STATED EXERCISE:
Please copy every line of the listing below word for word, leaving the pictures out.

Stored dataset items:

## Begin

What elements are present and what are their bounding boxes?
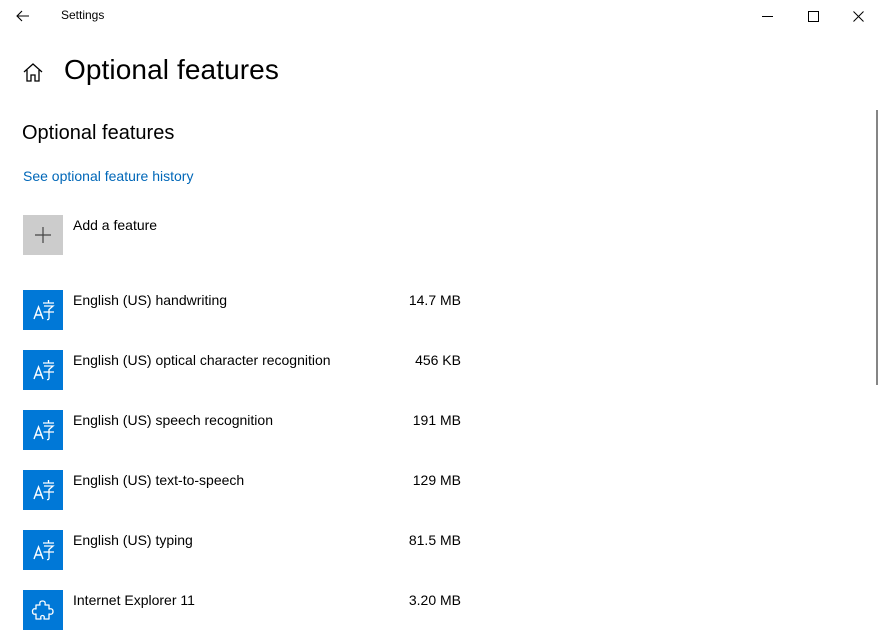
maximize-button[interactable] [790,0,836,32]
language-icon [33,300,55,321]
language-icon [33,540,55,561]
feature-item-handwriting[interactable]: English (US) handwriting 14.7 MB [23,290,483,350]
minimize-button[interactable] [744,0,790,32]
feature-list: English (US) handwriting 14.7 MB English… [23,290,483,634]
home-icon[interactable] [22,62,44,84]
add-feature-label: Add a feature [73,217,158,233]
feature-item-typing[interactable]: English (US) typing 81.5 MB [23,530,483,590]
settings-window: Settings Optional features Optional feat… [0,0,881,634]
feature-icon-tile [23,530,63,570]
plus-icon [35,227,51,243]
feature-name: English (US) text-to-speech [73,472,245,488]
back-button[interactable] [8,2,38,30]
title-bar: Settings [0,0,881,32]
app-title: Settings [61,8,105,22]
feature-icon-tile [23,470,63,510]
feature-icon-tile [23,350,63,390]
close-icon [852,10,864,22]
scrollbar[interactable] [876,110,878,385]
feature-size: 129 MB [412,472,461,488]
feature-size: 191 MB [412,412,461,428]
feature-name: Internet Explorer 11 [73,592,195,608]
section-title: Optional features [22,122,175,144]
puzzle-icon [31,600,54,620]
feature-size: 456 KB [415,352,461,368]
feature-item-internet-explorer[interactable]: Internet Explorer 11 3.20 MB [23,590,483,634]
language-icon [33,420,55,441]
feature-size: 3.20 MB [408,592,461,608]
feature-icon-tile [23,290,63,330]
feature-size: 81.5 MB [408,532,461,548]
close-button[interactable] [835,0,881,32]
maximize-icon [807,10,819,22]
feature-name: English (US) handwriting [73,292,228,308]
feature-icon-tile [23,590,63,630]
language-icon [33,360,55,381]
feature-item-speech[interactable]: English (US) speech recognition 191 MB [23,410,483,470]
feature-item-ocr[interactable]: English (US) optical character recogniti… [23,350,483,410]
back-arrow-icon [16,10,29,22]
feature-item-tts[interactable]: English (US) text-to-speech 129 MB [23,470,483,530]
add-feature-tile [23,215,63,255]
add-feature-button[interactable]: Add a feature [23,215,323,255]
page-title: Optional features [64,54,279,85]
feature-name: English (US) optical character recogniti… [73,352,331,368]
optional-feature-history-link[interactable]: See optional feature history [23,168,193,184]
language-icon [33,480,55,501]
minimize-icon [761,15,773,17]
feature-name: English (US) typing [73,532,193,548]
feature-size: 14.7 MB [408,292,461,308]
feature-name: English (US) speech recognition [73,412,273,428]
feature-icon-tile [23,410,63,450]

## End

RESPONSE:
What elements are present and what are their bounding boxes?
maximize-button[interactable] [790,0,836,32]
language-icon [33,300,55,321]
language-icon [33,540,55,561]
feature-item-handwriting[interactable]: English (US) handwriting 14.7 MB [23,290,483,350]
minimize-button[interactable] [744,0,790,32]
feature-list: English (US) handwriting 14.7 MB English… [23,290,483,634]
home-icon[interactable] [22,62,44,84]
add-feature-label: Add a feature [73,217,158,233]
feature-item-typing[interactable]: English (US) typing 81.5 MB [23,530,483,590]
settings-window: Settings Optional features Optional feat… [0,0,881,634]
feature-icon-tile [23,530,63,570]
plus-icon [35,227,51,243]
feature-name: English (US) text-to-speech [73,472,245,488]
back-button[interactable] [8,2,38,30]
title-bar: Settings [0,0,881,32]
app-title: Settings [61,8,105,22]
feature-icon-tile [23,470,63,510]
feature-icon-tile [23,350,63,390]
close-icon [852,10,864,22]
scrollbar[interactable] [876,110,878,385]
feature-size: 129 MB [412,472,461,488]
feature-size: 191 MB [412,412,461,428]
feature-name: Internet Explorer 11 [73,592,195,608]
section-title: Optional features [22,122,175,144]
puzzle-icon [31,600,54,620]
feature-size: 456 KB [415,352,461,368]
feature-item-internet-explorer[interactable]: Internet Explorer 11 3.20 MB [23,590,483,634]
language-icon [33,420,55,441]
feature-size: 3.20 MB [408,592,461,608]
feature-icon-tile [23,290,63,330]
feature-size: 81.5 MB [408,532,461,548]
close-button[interactable] [835,0,881,32]
maximize-icon [807,10,819,22]
feature-name: English (US) handwriting [73,292,228,308]
feature-icon-tile [23,590,63,630]
language-icon [33,360,55,381]
feature-item-speech[interactable]: English (US) speech recognition 191 MB [23,410,483,470]
feature-item-ocr[interactable]: English (US) optical character recogniti… [23,350,483,410]
back-arrow-icon [16,10,29,22]
feature-item-tts[interactable]: English (US) text-to-speech 129 MB [23,470,483,530]
add-feature-tile [23,215,63,255]
add-feature-button[interactable]: Add a feature [23,215,323,255]
page-title: Optional features [64,54,279,85]
feature-name: English (US) optical character recogniti… [73,352,331,368]
optional-feature-history-link[interactable]: See optional feature history [23,168,193,184]
language-icon [33,480,55,501]
minimize-icon [761,15,773,17]
feature-name: English (US) typing [73,532,193,548]
feature-size: 14.7 MB [408,292,461,308]
feature-name: English (US) speech recognition [73,412,273,428]
feature-icon-tile [23,410,63,450]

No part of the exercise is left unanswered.